> [Goal] Transcribe each of the lines below verbatim, omitting the picture.
═════ Dataset rows ═════
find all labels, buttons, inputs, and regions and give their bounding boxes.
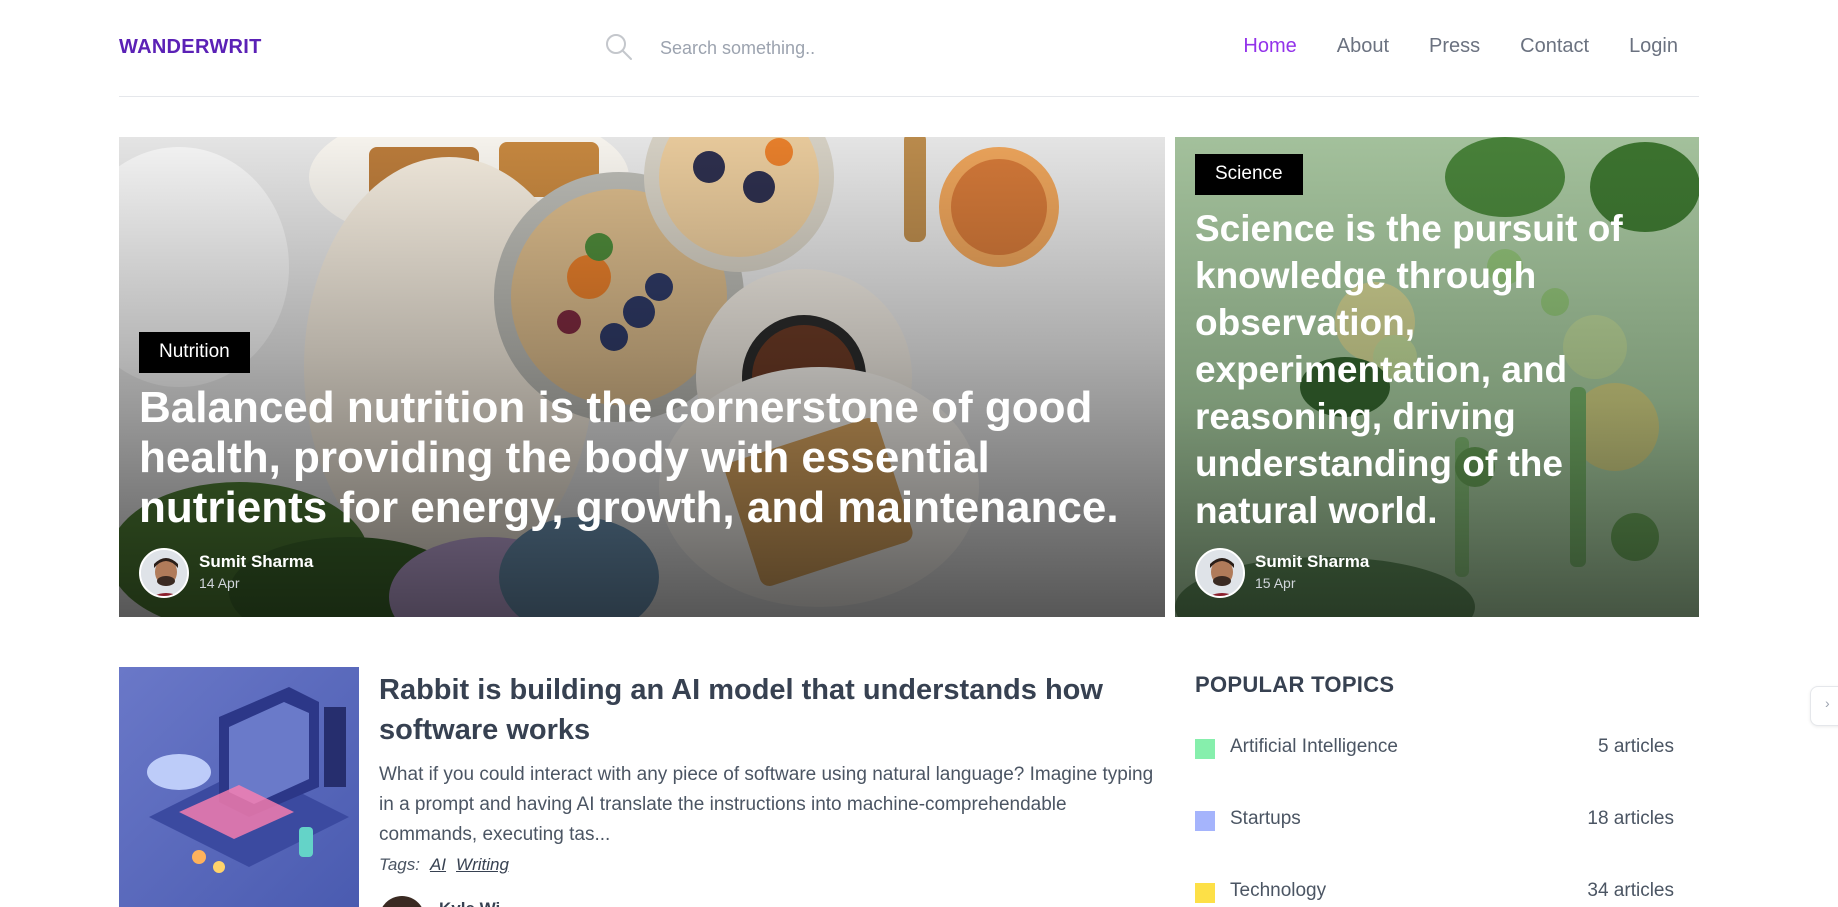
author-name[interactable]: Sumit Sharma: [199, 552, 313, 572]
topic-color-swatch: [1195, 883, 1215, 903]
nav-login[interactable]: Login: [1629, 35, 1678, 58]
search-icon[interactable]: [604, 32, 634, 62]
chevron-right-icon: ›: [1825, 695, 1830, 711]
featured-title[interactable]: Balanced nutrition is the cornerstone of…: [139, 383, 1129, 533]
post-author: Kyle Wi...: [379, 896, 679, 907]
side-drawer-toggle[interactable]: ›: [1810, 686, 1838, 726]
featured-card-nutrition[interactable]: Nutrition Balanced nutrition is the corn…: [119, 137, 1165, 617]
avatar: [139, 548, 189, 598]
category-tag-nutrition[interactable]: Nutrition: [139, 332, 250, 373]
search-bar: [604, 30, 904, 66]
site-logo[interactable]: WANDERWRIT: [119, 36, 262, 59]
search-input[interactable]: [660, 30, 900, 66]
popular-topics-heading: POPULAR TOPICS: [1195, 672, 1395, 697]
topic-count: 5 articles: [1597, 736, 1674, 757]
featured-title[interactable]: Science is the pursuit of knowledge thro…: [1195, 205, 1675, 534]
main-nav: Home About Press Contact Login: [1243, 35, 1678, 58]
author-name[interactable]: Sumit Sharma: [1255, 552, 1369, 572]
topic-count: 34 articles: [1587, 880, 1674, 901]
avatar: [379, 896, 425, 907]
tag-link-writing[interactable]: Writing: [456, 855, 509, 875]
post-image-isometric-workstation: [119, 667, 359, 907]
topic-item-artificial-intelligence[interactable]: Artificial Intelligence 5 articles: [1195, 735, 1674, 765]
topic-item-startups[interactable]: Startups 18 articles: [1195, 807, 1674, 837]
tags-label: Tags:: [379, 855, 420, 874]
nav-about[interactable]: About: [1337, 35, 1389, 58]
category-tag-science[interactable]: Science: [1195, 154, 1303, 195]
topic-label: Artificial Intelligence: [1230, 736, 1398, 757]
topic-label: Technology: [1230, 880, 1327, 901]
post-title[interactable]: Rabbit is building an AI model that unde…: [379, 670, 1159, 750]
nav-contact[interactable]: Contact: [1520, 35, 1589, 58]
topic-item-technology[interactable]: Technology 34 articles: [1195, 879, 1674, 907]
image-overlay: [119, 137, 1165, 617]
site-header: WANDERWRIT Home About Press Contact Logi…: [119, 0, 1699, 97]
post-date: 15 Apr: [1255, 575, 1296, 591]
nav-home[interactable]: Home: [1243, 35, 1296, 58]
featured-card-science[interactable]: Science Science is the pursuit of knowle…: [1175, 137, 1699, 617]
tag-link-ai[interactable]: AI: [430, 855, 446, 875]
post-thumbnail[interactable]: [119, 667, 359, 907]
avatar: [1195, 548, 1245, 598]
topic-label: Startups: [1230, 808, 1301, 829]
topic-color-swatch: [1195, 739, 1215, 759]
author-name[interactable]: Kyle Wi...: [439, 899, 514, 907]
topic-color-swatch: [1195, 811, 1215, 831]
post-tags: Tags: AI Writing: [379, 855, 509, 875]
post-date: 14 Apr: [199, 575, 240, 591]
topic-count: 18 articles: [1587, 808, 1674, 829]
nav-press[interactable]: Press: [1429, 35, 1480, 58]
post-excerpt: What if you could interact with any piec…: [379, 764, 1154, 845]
═════
> [Response]
find all labels, buttons, inputs, and regions and give their bounding boxes.
author-name[interactable]: Sumit Sharma: [199, 552, 313, 572]
topic-color-swatch: [1195, 883, 1215, 903]
nav-login[interactable]: Login: [1629, 35, 1678, 58]
search-icon[interactable]: [604, 32, 634, 62]
chevron-right-icon: ›: [1825, 695, 1830, 711]
featured-title[interactable]: Balanced nutrition is the cornerstone of…: [139, 383, 1129, 533]
post-author: Kyle Wi...: [379, 896, 679, 907]
side-drawer-toggle[interactable]: ›: [1810, 686, 1838, 726]
featured-card-nutrition[interactable]: Nutrition Balanced nutrition is the corn…: [119, 137, 1165, 617]
avatar: [139, 548, 189, 598]
category-tag-nutrition[interactable]: Nutrition: [139, 332, 250, 373]
search-bar: [604, 30, 904, 66]
site-logo[interactable]: WANDERWRIT: [119, 36, 262, 59]
search-input[interactable]: [660, 30, 900, 66]
popular-topics-heading: POPULAR TOPICS: [1195, 672, 1395, 697]
topic-count: 5 articles: [1597, 736, 1674, 757]
featured-title[interactable]: Science is the pursuit of knowledge thro…: [1195, 205, 1675, 534]
main-nav: Home About Press Contact Login: [1243, 35, 1678, 58]
author-name[interactable]: Sumit Sharma: [1255, 552, 1369, 572]
topic-count: 34 articles: [1587, 880, 1674, 901]
avatar: [379, 896, 425, 907]
tag-link-writing[interactable]: Writing: [456, 855, 509, 875]
post-image-isometric-workstation: [119, 667, 359, 907]
topic-item-artificial-intelligence[interactable]: Artificial Intelligence 5 articles: [1195, 735, 1674, 765]
topic-item-startups[interactable]: Startups 18 articles: [1195, 807, 1674, 837]
tags-label: Tags:: [379, 855, 420, 874]
nav-about[interactable]: About: [1337, 35, 1389, 58]
category-tag-science[interactable]: Science: [1195, 154, 1303, 195]
topic-label: Artificial Intelligence: [1230, 736, 1398, 757]
topic-label: Technology: [1230, 880, 1327, 901]
post-title[interactable]: Rabbit is building an AI model that unde…: [379, 670, 1159, 750]
nav-contact[interactable]: Contact: [1520, 35, 1589, 58]
topic-item-technology[interactable]: Technology 34 articles: [1195, 879, 1674, 907]
image-overlay: [119, 137, 1165, 617]
site-header: WANDERWRIT Home About Press Contact Logi…: [119, 0, 1699, 97]
post-date: 15 Apr: [1255, 575, 1296, 591]
nav-home[interactable]: Home: [1243, 35, 1296, 58]
featured-card-science[interactable]: Science Science is the pursuit of knowle…: [1175, 137, 1699, 617]
tag-link-ai[interactable]: AI: [430, 855, 446, 875]
post-thumbnail[interactable]: [119, 667, 359, 907]
avatar: [1195, 548, 1245, 598]
topic-label: Startups: [1230, 808, 1301, 829]
topic-color-swatch: [1195, 739, 1215, 759]
author-name[interactable]: Kyle Wi...: [439, 899, 514, 907]
topic-color-swatch: [1195, 811, 1215, 831]
post-tags: Tags: AI Writing: [379, 855, 509, 875]
post-date: 14 Apr: [199, 575, 240, 591]
topic-count: 18 articles: [1587, 808, 1674, 829]
nav-press[interactable]: Press: [1429, 35, 1480, 58]
post-excerpt: What if you could interact with any piec…: [379, 764, 1154, 845]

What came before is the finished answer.